╭─ Provided material

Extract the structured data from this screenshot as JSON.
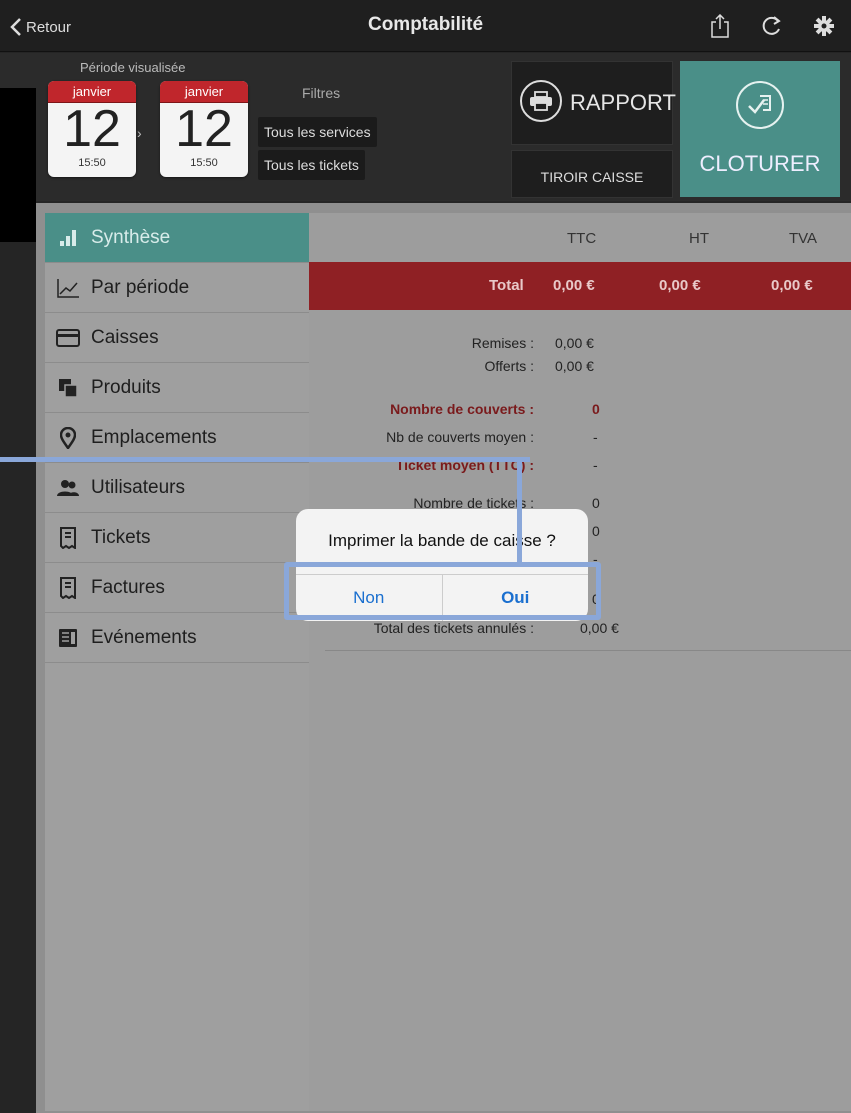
{
  "topbar": {
    "back_label": "Retour",
    "title": "Comptabilité",
    "icons": [
      "share-icon",
      "refresh-icon",
      "gear-icon"
    ]
  },
  "period": {
    "label": "Période visualisée",
    "start": {
      "month": "janvier",
      "day": "12",
      "time": "15:50"
    },
    "end": {
      "month": "janvier",
      "day": "12",
      "time": "15:50"
    },
    "separator": "›"
  },
  "filters": {
    "label": "Filtres",
    "services": "Tous les services",
    "tickets": "Tous les tickets"
  },
  "actions": {
    "rapport": "RAPPORT",
    "tiroir": "TIROIR CAISSE",
    "cloturer": "CLOTURER"
  },
  "sidebar": {
    "items": [
      {
        "label": "Synthèse",
        "icon": "bar-chart-icon",
        "active": true
      },
      {
        "label": "Par période",
        "icon": "line-chart-icon"
      },
      {
        "label": "Caisses",
        "icon": "card-icon"
      },
      {
        "label": "Produits",
        "icon": "products-icon"
      },
      {
        "label": "Emplacements",
        "icon": "location-pin-icon"
      },
      {
        "label": "Utilisateurs",
        "icon": "users-icon"
      },
      {
        "label": "Tickets",
        "icon": "ticket-icon"
      },
      {
        "label": "Factures",
        "icon": "invoice-icon"
      },
      {
        "label": "Evénements",
        "icon": "events-icon"
      }
    ]
  },
  "table": {
    "headers": {
      "ttc": "TTC",
      "ht": "HT",
      "tva": "TVA"
    },
    "total": {
      "label": "Total",
      "ttc": "0,00 €",
      "ht": "0,00 €",
      "tva": "0,00 €"
    }
  },
  "stats": [
    {
      "label": "Remises :",
      "value": "0,00 €"
    },
    {
      "label": "Offerts :",
      "value": "0,00 €"
    },
    {
      "label": "Nombre de couverts :",
      "value": "0"
    },
    {
      "label": "Nb de couverts moyen :",
      "value": "-"
    },
    {
      "label": "Ticket moyen (TTC) :",
      "value": "-"
    },
    {
      "label": "Nombre de tickets :",
      "value": "0"
    },
    {
      "label": "",
      "value": "0"
    },
    {
      "label": "",
      "value": "-"
    },
    {
      "label": "",
      "value": "0"
    },
    {
      "label": "Total des tickets annulés :",
      "value": "0,00 €"
    }
  ],
  "dialog": {
    "question": "Imprimer la bande de caisse ?",
    "no": "Non",
    "yes": "Oui"
  },
  "colors": {
    "accent_teal": "#4a8f88",
    "total_red": "#8f2024",
    "highlight_blue": "#8aa7d9",
    "link_blue": "#1a6fcf"
  }
}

╰─

From the entries above, copy each line holding "chart".

        "icon": "bar-chart-icon",
        "icon": "line-chart-icon"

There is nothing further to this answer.